• [Aim of the exercise] Lines containing the word "this" should be extracted in full.

• [Material provided]
— START —

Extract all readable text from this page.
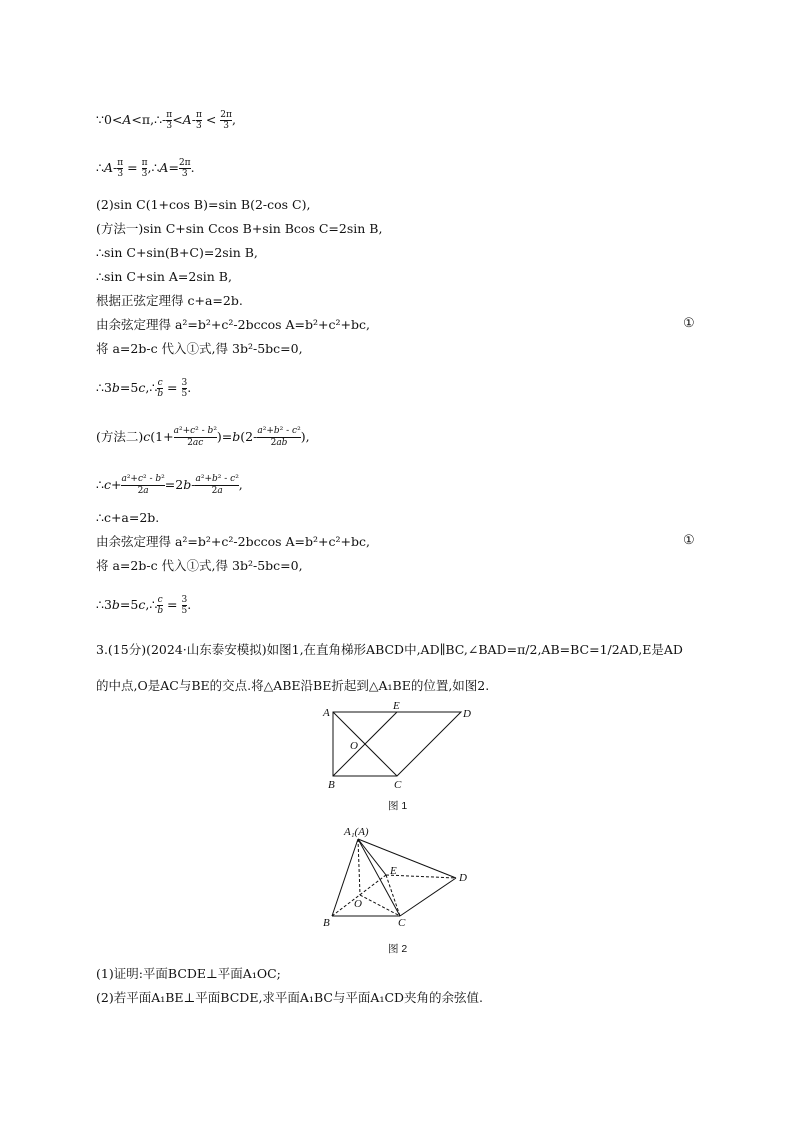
∵0<A<π,∴-π

3 <A-π

3 < 2π

3 ,
∴A-π

3 = π

3 ,∴A=2π

3 .
(2)sin C(1+cos B)=sin B(2-cos C),
(方法一)sin C+sin Ccos B+sin Bcos C=2sin B,
∴sin C+sin(B+C)=2sin B,
∴sin C+sin A=2sin B,
根据正弦定理得 c+a=2b.
由余弦定理得 a²=b²+c²-2bccos A=b²+c²+bc,	①
将 a=2b-c 代入①式,得 3b²-5bc=0,
$\therefore 3b=5c,\therefore\frac{c}{b} = 3$

5 .
(方法二)c(1+a²+c² - b²

2ac	)=b(2-a²+b² - c²

2ab	),
∴c+a²+c² - b²

2a	=2b-a²+b² - c²

2a	,
∴c+a=2b.
由余弦定理得 a²=b²+c²-2bccos A=b²+c²+bc,	①
将 a=2b-c 代入①式,得 3b²-5bc=0,
$\therefore 3b=5c,\therefore\frac{c}{b} = 3$

5 .
3.(15分)(2024·山东泰安模拟)如图1,在直角梯形ABCD中,AD∥BC,∠BAD=π/2,AB=BC=1/2AD,E是AD
的中点,O是AC与BE的交点.将△ABE沿BE折起到△A₁BE的位置,如图2.
A
E
D
O
B	C
图 1
A₁(A)
E
D
O
B	C
图 2
(1)证明:平面BCDE⊥平面A₁OC;
(2)若平面A₁BE⊥平面BCDE,求平面A₁BC与平面A₁CD夹角的余弦值.
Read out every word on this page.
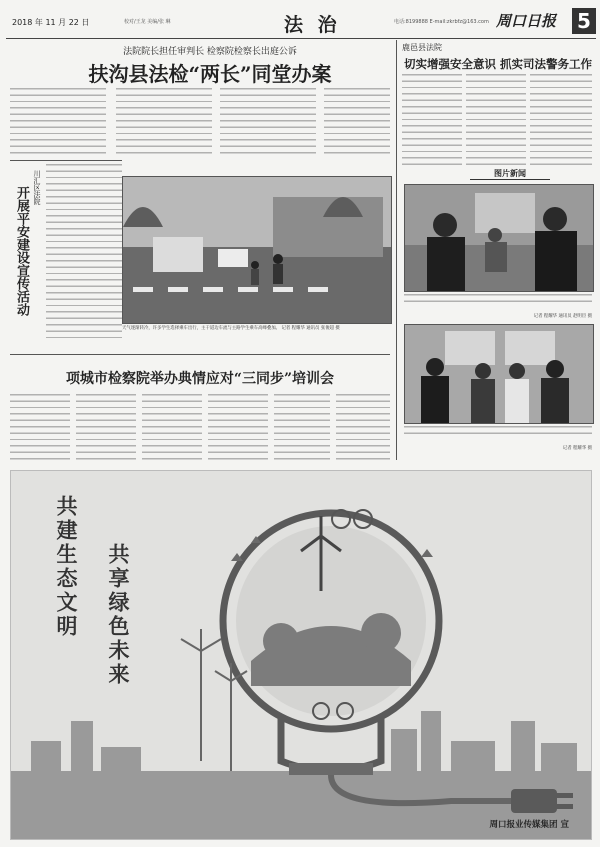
2018 年 11 月 22 日	校对/王龙 美编/张 琳	法 治	电话:8199888 E-mail:zkrbfz@163.com 周口日报 5
法院院长担任审判长 检察院检察长出庭公诉
扶沟县法检“两长”同堂办案
开展平安建设宣传活动 川汇区法院
天气逐渐转冷，许多学生选择乘车出行，主干道边车流与主路学生乘车高峰叠加。 记者 程耀华 通讯员 张俊超 摄
鹿邑县法院
切实增强安全意识 抓实司法警务工作
图片新闻
记者 程耀华 通讯员 赵明臣 摄
记者 程耀华 摄
项城市检察院举办典情应对“三同步”培训会
共建生态文明 共享绿色未来
周口报业传媒集团 宣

— END —

• [Result]
Extract all readable text from this page.
Read out every word on this page.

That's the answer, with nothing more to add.